> _Task description_: Would you transcribe the listing that follows, character for character, and omit its images?

[Stored data]
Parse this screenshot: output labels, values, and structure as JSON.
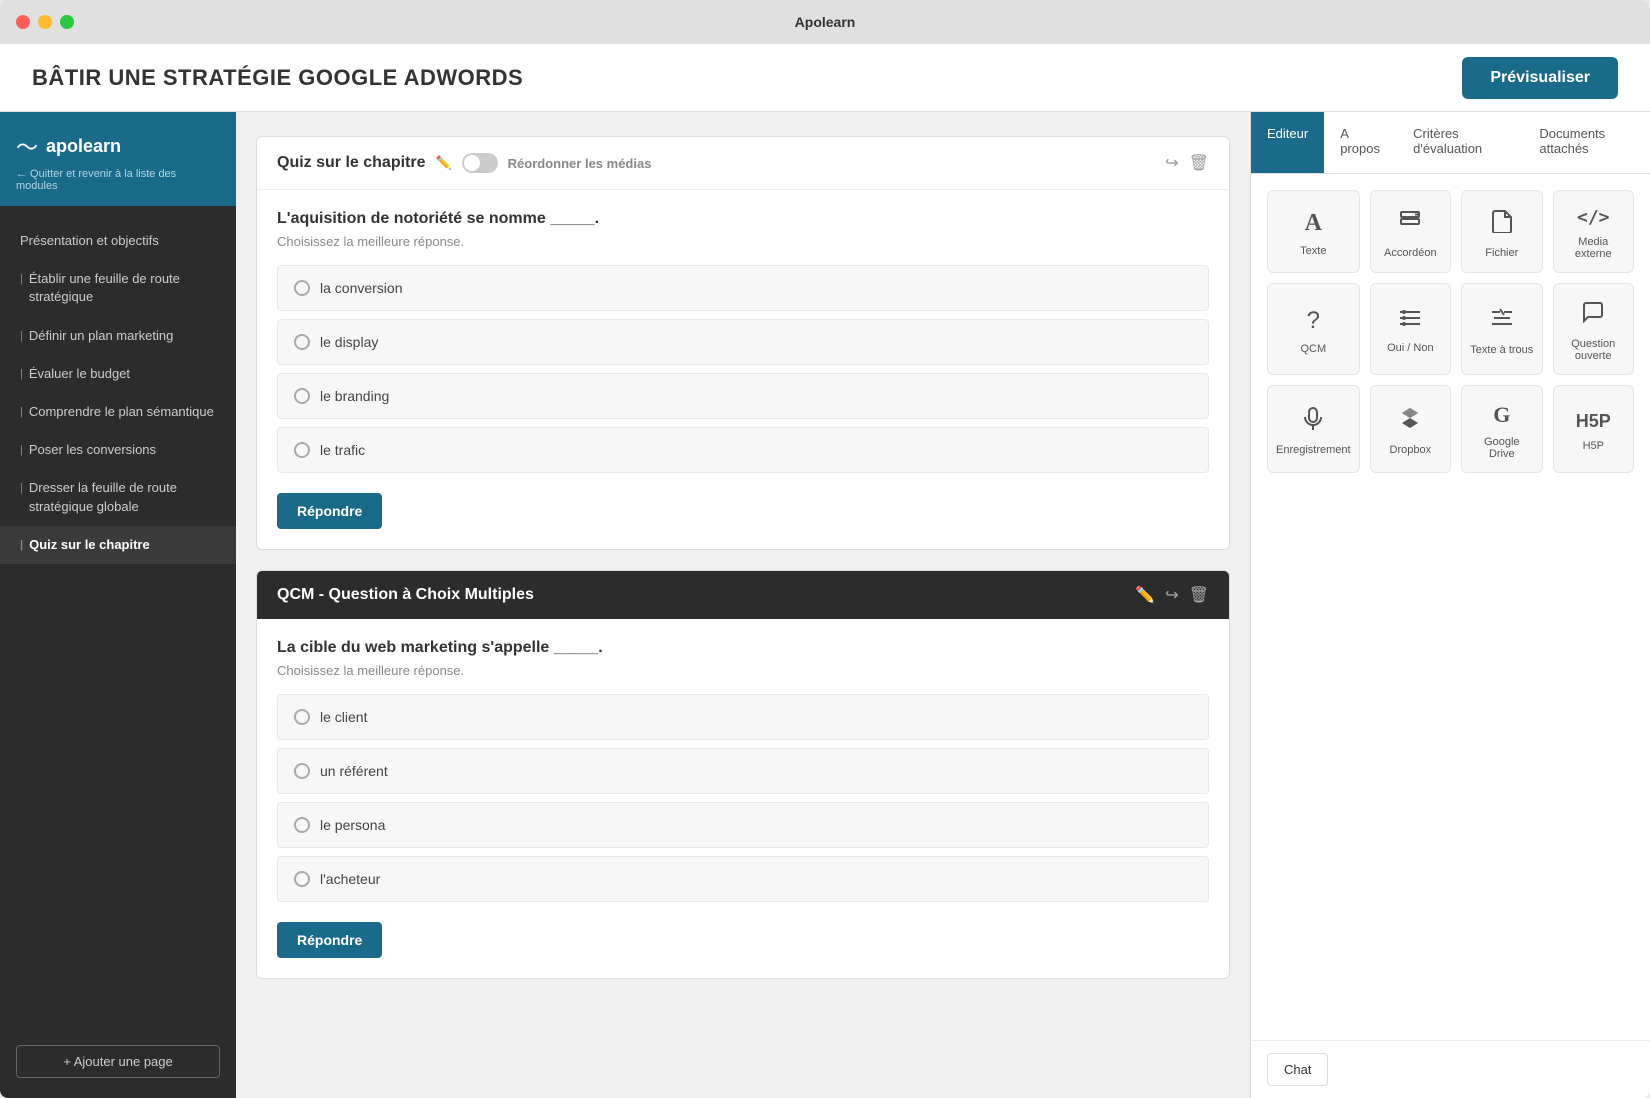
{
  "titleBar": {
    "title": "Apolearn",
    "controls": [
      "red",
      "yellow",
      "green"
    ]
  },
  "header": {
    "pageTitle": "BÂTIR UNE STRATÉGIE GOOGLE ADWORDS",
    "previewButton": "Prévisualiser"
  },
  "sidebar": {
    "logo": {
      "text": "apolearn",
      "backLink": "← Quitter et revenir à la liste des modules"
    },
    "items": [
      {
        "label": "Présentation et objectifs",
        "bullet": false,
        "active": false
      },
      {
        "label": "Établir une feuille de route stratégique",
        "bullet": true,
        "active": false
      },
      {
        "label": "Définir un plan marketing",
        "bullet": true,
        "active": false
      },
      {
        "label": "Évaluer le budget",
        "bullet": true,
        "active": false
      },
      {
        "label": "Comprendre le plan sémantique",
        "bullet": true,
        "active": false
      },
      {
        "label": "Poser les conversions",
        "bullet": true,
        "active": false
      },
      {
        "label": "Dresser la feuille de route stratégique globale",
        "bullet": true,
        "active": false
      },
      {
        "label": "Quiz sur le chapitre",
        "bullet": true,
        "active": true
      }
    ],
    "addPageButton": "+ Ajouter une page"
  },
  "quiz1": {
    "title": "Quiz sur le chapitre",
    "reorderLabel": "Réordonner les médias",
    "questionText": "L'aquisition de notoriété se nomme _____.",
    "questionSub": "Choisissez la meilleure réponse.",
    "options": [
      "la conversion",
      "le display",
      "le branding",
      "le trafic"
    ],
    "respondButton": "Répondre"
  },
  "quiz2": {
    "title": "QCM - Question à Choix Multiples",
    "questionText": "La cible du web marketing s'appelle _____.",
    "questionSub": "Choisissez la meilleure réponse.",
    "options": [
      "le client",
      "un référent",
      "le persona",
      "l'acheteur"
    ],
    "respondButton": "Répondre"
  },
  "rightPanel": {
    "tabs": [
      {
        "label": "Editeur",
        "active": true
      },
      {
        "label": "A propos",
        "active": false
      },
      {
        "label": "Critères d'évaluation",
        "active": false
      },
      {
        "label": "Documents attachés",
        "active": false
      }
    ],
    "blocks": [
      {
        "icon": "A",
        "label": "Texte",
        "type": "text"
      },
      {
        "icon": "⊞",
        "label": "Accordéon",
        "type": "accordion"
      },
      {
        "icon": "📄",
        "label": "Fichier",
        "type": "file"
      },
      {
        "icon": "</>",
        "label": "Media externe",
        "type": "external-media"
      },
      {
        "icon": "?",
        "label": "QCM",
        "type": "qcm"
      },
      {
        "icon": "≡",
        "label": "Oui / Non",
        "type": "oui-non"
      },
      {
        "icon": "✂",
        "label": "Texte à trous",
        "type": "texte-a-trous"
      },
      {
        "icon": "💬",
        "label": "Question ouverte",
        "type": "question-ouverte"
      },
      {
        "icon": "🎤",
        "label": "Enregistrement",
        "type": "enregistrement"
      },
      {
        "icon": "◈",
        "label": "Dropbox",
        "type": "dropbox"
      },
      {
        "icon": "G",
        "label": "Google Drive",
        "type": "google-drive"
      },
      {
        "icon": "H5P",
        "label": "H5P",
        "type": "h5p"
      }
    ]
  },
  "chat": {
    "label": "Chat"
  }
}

> _Written solution_:
Parse this screenshot: output labels, values, and structure as JSON.
{
  "titleBar": {
    "title": "Apolearn",
    "controls": [
      "red",
      "yellow",
      "green"
    ]
  },
  "header": {
    "pageTitle": "BÂTIR UNE STRATÉGIE GOOGLE ADWORDS",
    "previewButton": "Prévisualiser"
  },
  "sidebar": {
    "logo": {
      "text": "apolearn",
      "backLink": "← Quitter et revenir à la liste des modules"
    },
    "items": [
      {
        "label": "Présentation et objectifs",
        "bullet": false,
        "active": false
      },
      {
        "label": "Établir une feuille de route stratégique",
        "bullet": true,
        "active": false
      },
      {
        "label": "Définir un plan marketing",
        "bullet": true,
        "active": false
      },
      {
        "label": "Évaluer le budget",
        "bullet": true,
        "active": false
      },
      {
        "label": "Comprendre le plan sémantique",
        "bullet": true,
        "active": false
      },
      {
        "label": "Poser les conversions",
        "bullet": true,
        "active": false
      },
      {
        "label": "Dresser la feuille de route stratégique globale",
        "bullet": true,
        "active": false
      },
      {
        "label": "Quiz sur le chapitre",
        "bullet": true,
        "active": true
      }
    ],
    "addPageButton": "+ Ajouter une page"
  },
  "quiz1": {
    "title": "Quiz sur le chapitre",
    "reorderLabel": "Réordonner les médias",
    "questionText": "L'aquisition de notoriété se nomme _____.",
    "questionSub": "Choisissez la meilleure réponse.",
    "options": [
      "la conversion",
      "le display",
      "le branding",
      "le trafic"
    ],
    "respondButton": "Répondre"
  },
  "quiz2": {
    "title": "QCM - Question à Choix Multiples",
    "questionText": "La cible du web marketing s'appelle _____.",
    "questionSub": "Choisissez la meilleure réponse.",
    "options": [
      "le client",
      "un référent",
      "le persona",
      "l'acheteur"
    ],
    "respondButton": "Répondre"
  },
  "rightPanel": {
    "tabs": [
      {
        "label": "Editeur",
        "active": true
      },
      {
        "label": "A propos",
        "active": false
      },
      {
        "label": "Critères d'évaluation",
        "active": false
      },
      {
        "label": "Documents attachés",
        "active": false
      }
    ],
    "blocks": [
      {
        "icon": "A",
        "label": "Texte",
        "type": "text"
      },
      {
        "icon": "⊞",
        "label": "Accordéon",
        "type": "accordion"
      },
      {
        "icon": "📄",
        "label": "Fichier",
        "type": "file"
      },
      {
        "icon": "</>",
        "label": "Media externe",
        "type": "external-media"
      },
      {
        "icon": "?",
        "label": "QCM",
        "type": "qcm"
      },
      {
        "icon": "≡",
        "label": "Oui / Non",
        "type": "oui-non"
      },
      {
        "icon": "✂",
        "label": "Texte à trous",
        "type": "texte-a-trous"
      },
      {
        "icon": "💬",
        "label": "Question ouverte",
        "type": "question-ouverte"
      },
      {
        "icon": "🎤",
        "label": "Enregistrement",
        "type": "enregistrement"
      },
      {
        "icon": "◈",
        "label": "Dropbox",
        "type": "dropbox"
      },
      {
        "icon": "G",
        "label": "Google Drive",
        "type": "google-drive"
      },
      {
        "icon": "H5P",
        "label": "H5P",
        "type": "h5p"
      }
    ]
  },
  "chat": {
    "label": "Chat"
  }
}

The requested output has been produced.